• [DIRECTIONS FOR THIS TASK]
Which lines below fall between the one containing "Read all visible content and emit it as JSON." and the one containing "Give me the"? Repeat them exactly, counting both of those lines, and add nothing else.

[Excerpts from a figure dataset]
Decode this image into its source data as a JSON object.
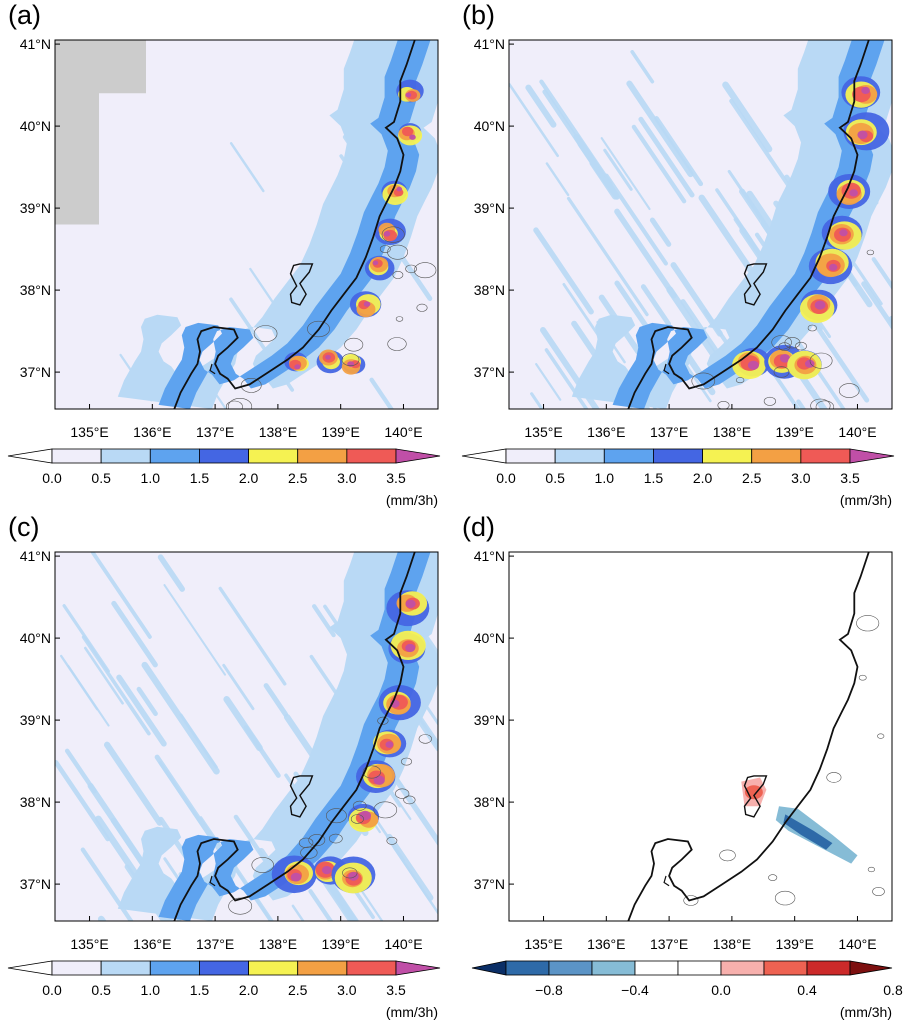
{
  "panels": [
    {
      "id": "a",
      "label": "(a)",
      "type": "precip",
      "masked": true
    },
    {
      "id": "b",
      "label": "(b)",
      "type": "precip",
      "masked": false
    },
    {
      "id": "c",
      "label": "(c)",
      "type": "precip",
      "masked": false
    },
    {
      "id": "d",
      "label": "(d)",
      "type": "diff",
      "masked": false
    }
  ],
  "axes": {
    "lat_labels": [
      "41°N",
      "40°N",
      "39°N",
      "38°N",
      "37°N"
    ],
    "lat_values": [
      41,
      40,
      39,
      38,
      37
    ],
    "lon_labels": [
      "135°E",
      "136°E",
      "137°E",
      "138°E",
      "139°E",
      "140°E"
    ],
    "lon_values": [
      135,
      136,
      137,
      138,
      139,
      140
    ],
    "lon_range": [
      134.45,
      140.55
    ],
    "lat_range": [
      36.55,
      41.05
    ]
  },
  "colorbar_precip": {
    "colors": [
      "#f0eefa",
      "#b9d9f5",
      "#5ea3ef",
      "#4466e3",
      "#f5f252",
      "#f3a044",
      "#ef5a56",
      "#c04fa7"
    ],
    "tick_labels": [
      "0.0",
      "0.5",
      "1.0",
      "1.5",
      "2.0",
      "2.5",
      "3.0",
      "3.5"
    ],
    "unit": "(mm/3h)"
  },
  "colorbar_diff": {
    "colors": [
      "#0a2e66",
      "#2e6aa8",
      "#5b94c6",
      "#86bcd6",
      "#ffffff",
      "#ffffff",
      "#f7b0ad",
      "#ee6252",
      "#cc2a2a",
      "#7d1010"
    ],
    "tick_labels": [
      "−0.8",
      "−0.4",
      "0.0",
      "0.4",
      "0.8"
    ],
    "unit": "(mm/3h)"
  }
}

--

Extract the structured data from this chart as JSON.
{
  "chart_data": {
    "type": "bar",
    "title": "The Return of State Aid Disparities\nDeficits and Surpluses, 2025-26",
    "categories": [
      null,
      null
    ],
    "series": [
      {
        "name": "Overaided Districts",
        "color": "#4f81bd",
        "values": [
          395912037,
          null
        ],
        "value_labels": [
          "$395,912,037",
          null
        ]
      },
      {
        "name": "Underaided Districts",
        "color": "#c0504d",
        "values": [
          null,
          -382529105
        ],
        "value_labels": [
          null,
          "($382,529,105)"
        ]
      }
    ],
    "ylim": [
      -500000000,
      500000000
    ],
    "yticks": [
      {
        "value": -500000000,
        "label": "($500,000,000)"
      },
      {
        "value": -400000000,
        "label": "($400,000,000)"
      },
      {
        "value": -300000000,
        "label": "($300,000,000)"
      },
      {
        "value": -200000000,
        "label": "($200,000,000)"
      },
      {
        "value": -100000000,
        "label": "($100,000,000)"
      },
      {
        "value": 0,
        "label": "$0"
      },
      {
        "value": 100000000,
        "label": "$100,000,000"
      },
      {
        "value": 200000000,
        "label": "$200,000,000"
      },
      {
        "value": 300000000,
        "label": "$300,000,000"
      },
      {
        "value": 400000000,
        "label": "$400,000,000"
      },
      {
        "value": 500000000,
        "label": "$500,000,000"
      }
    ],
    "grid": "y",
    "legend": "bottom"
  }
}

---

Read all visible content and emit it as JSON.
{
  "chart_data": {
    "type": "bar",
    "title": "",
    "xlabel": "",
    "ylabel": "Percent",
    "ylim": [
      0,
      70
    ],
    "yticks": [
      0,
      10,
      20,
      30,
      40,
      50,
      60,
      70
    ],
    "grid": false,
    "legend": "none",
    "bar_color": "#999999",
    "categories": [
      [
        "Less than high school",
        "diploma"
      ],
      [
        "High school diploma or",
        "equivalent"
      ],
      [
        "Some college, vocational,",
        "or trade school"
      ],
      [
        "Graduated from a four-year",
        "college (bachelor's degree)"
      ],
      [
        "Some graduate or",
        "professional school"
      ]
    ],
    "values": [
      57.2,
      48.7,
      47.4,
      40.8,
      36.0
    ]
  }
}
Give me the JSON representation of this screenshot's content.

• [RESULT FOR THIS EXERCISE]
Read all visible content and emit it as JSON.
{
  "chart_data": {
    "type": "bar",
    "title": "",
    "xlabel": "",
    "ylabel": "Percent",
    "ylim": [
      0,
      70
    ],
    "yticks": [
      0,
      10,
      20,
      30,
      40,
      50,
      60,
      70
    ],
    "grid": false,
    "legend": "none",
    "bar_color": "#999999",
    "categories": [
      [
        "Less than high school",
        "diploma"
      ],
      [
        "High school diploma or",
        "equivalent"
      ],
      [
        "Some college, vocational,",
        "or trade school"
      ],
      [
        "Graduated from a four-year",
        "college (bachelor's degree)"
      ],
      [
        "Some graduate or",
        "professional school"
      ]
    ],
    "values": [
      57.2,
      48.7,
      47.4,
      40.8,
      36.0
    ]
  }
}
Give me the JSON representation of this screenshot's content.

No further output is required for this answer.